(Extracted records)

········

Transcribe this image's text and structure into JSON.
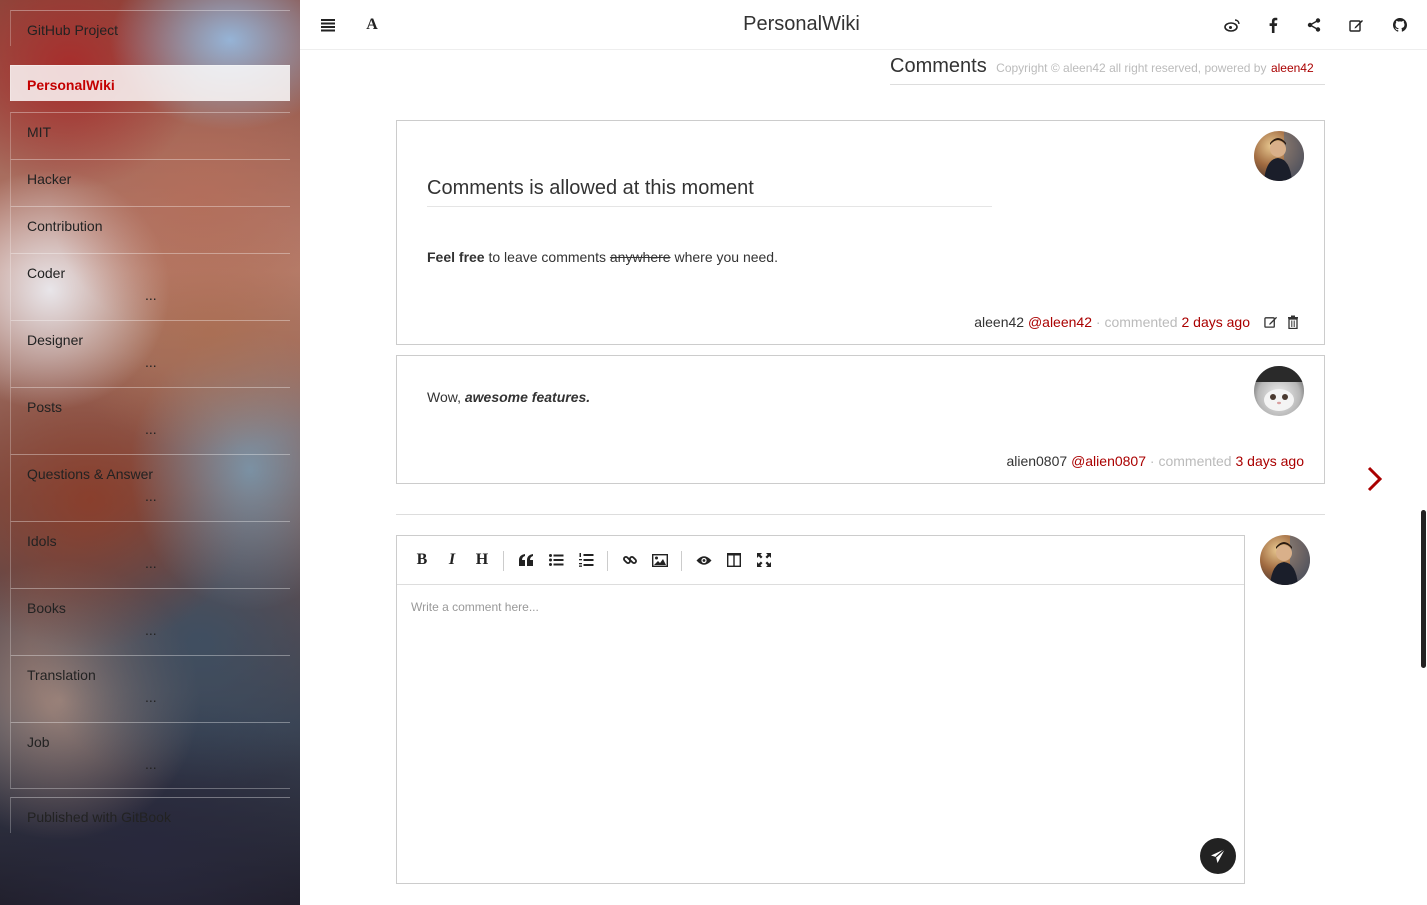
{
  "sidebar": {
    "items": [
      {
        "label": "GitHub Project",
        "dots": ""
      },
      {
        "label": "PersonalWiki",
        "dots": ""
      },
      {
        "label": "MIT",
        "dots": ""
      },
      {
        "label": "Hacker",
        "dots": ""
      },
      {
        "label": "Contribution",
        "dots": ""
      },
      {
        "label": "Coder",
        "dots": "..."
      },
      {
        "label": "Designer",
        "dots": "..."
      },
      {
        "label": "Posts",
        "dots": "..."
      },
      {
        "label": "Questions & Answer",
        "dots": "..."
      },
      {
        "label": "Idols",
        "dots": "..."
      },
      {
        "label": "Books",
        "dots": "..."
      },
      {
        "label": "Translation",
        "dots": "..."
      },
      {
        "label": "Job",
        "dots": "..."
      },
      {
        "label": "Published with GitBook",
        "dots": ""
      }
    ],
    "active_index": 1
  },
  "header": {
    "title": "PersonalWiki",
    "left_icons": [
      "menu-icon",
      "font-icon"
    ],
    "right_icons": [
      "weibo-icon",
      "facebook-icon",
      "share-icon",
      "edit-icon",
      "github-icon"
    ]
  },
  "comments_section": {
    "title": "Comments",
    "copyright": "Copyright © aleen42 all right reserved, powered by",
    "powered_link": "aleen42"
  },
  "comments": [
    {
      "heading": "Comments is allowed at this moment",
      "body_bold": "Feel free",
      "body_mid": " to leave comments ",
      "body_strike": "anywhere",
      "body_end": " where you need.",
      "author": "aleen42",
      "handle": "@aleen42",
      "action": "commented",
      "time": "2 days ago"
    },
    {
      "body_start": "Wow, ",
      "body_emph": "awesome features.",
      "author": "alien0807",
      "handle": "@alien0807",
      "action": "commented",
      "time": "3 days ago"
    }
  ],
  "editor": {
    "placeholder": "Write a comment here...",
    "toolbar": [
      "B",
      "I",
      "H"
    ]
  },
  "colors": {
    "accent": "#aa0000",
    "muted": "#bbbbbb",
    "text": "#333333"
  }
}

········

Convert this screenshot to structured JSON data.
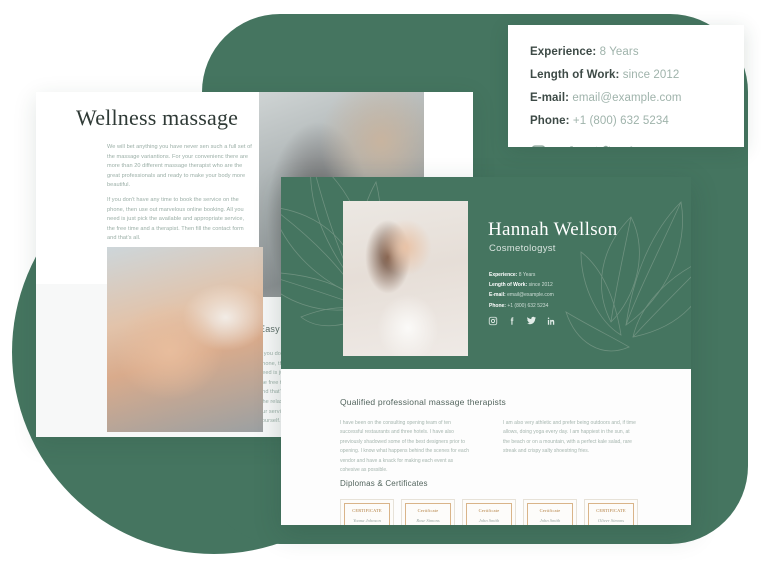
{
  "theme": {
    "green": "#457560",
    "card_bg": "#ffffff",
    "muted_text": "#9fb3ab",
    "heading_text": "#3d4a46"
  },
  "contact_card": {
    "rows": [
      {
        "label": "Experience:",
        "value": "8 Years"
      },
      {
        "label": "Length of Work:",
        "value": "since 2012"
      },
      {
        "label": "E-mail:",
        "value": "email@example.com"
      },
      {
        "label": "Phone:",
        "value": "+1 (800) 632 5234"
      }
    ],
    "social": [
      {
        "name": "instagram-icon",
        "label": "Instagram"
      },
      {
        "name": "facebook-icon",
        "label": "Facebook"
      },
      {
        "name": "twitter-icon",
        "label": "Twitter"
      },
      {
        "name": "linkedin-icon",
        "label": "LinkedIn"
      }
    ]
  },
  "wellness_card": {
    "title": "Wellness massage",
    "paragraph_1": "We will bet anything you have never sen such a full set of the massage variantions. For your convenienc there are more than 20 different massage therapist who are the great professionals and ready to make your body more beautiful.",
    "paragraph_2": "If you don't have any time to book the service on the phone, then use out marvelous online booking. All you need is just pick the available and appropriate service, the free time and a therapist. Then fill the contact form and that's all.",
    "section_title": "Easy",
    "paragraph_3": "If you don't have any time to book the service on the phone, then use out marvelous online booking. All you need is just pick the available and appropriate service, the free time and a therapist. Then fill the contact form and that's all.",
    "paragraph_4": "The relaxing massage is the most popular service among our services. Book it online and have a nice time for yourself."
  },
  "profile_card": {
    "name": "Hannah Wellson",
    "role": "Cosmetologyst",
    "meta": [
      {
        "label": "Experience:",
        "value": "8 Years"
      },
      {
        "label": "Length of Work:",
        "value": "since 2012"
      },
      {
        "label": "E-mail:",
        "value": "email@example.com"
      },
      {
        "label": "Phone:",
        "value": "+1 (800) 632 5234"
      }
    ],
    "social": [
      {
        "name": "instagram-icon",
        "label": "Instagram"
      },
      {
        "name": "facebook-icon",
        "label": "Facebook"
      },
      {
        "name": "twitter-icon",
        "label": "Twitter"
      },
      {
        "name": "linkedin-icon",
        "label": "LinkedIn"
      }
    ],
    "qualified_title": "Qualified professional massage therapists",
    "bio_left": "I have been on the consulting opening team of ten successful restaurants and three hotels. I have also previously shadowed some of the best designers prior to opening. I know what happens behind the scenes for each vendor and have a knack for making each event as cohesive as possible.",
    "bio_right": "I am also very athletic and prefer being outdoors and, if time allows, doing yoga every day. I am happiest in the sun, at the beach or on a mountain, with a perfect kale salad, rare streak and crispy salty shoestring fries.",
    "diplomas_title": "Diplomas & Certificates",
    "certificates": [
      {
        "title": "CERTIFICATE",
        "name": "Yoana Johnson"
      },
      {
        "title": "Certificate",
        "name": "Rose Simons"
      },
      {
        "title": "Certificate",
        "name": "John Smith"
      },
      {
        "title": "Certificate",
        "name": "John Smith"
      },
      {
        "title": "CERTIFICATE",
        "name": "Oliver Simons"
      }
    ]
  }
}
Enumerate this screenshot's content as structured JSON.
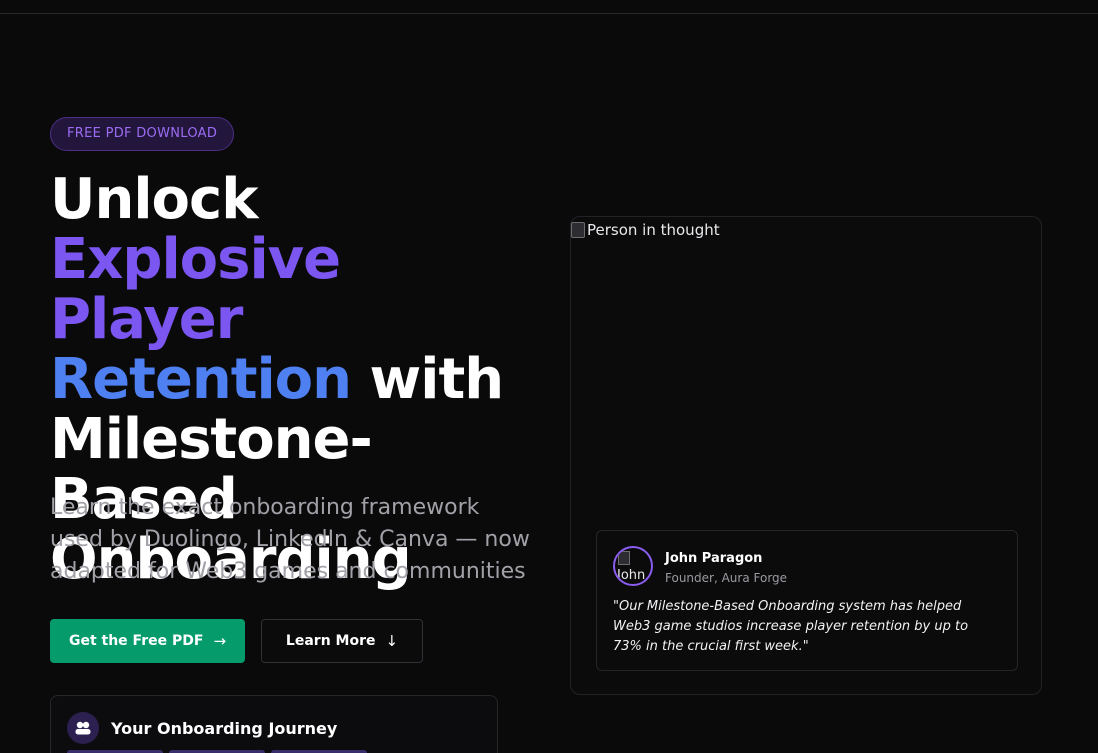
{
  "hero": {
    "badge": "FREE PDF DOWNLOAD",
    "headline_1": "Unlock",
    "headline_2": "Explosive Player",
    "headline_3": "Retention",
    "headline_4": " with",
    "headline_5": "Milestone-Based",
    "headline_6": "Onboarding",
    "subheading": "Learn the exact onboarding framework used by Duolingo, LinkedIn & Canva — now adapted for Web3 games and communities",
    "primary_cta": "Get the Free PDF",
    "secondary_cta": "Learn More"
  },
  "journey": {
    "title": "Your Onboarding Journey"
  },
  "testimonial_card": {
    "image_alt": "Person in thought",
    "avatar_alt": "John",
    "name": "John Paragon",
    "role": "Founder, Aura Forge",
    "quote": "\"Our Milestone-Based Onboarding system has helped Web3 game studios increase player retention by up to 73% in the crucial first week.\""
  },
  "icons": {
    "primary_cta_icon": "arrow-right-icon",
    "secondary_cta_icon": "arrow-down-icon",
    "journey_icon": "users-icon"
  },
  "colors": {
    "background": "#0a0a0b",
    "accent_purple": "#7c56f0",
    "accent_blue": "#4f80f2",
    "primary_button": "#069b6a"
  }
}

········

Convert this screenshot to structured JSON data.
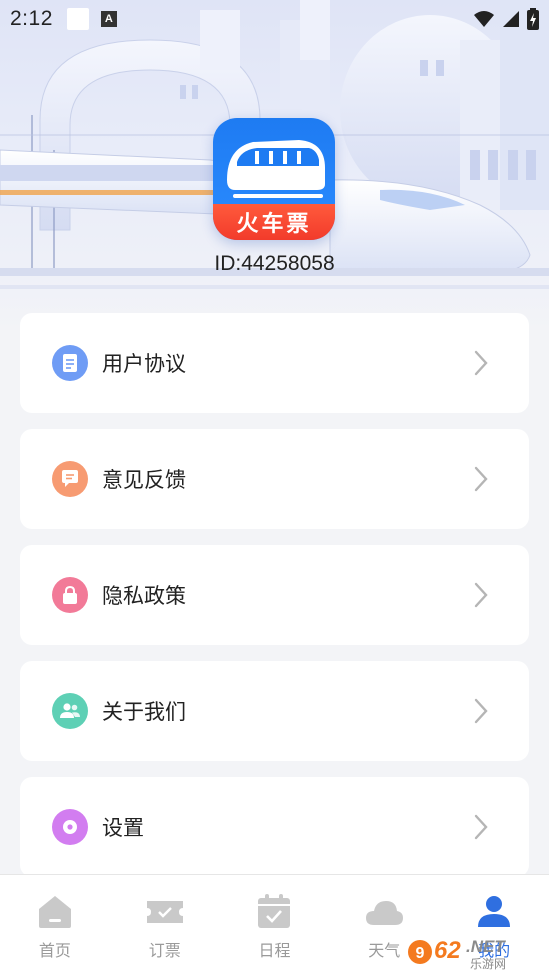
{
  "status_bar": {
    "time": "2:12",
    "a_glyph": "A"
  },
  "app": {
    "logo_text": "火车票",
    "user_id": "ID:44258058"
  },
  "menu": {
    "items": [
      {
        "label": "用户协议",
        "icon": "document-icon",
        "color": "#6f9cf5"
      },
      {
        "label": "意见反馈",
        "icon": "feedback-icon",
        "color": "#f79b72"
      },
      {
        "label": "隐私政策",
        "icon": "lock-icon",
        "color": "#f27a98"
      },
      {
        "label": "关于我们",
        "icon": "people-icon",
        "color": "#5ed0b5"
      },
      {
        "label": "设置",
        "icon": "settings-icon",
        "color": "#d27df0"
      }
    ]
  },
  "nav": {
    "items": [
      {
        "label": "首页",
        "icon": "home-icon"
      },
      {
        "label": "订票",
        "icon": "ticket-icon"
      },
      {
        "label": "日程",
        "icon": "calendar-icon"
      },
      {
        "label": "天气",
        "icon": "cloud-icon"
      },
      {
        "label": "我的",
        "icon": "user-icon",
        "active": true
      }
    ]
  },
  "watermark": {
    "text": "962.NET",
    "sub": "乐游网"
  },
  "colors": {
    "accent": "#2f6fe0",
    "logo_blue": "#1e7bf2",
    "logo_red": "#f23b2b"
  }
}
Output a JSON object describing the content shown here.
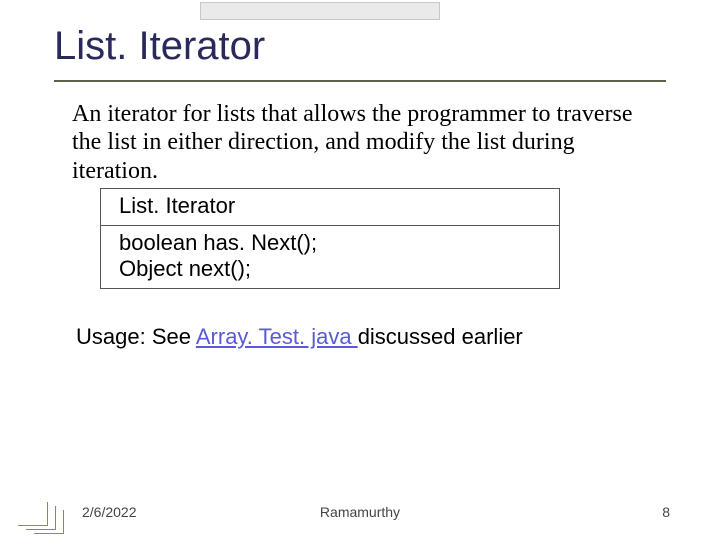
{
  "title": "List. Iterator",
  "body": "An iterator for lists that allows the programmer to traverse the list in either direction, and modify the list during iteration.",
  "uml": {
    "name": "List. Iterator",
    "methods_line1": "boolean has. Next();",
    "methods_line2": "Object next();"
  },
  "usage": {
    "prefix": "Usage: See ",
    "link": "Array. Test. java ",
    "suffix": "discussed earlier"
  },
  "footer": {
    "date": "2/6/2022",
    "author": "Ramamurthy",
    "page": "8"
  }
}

········

Gather up the lines that contain the word "online".

    "paragraph_2": "If you don't have any time to book the service on the phone, then use out marvelous online booking. All you need is just pick the available and appropriate service, the free time and a therapist. Then fill the contact form and that's all.",
    "paragraph_3": "If you don't have any time to book the service on the phone, then use out marvelous online booking. All you need is just pick the available and appropriate service, the free time and a therapist. Then fill the contact form and that's all.",
    "paragraph_4": "The relaxing massage is the most popular service among our services. Book it online and have a nice time for yourself."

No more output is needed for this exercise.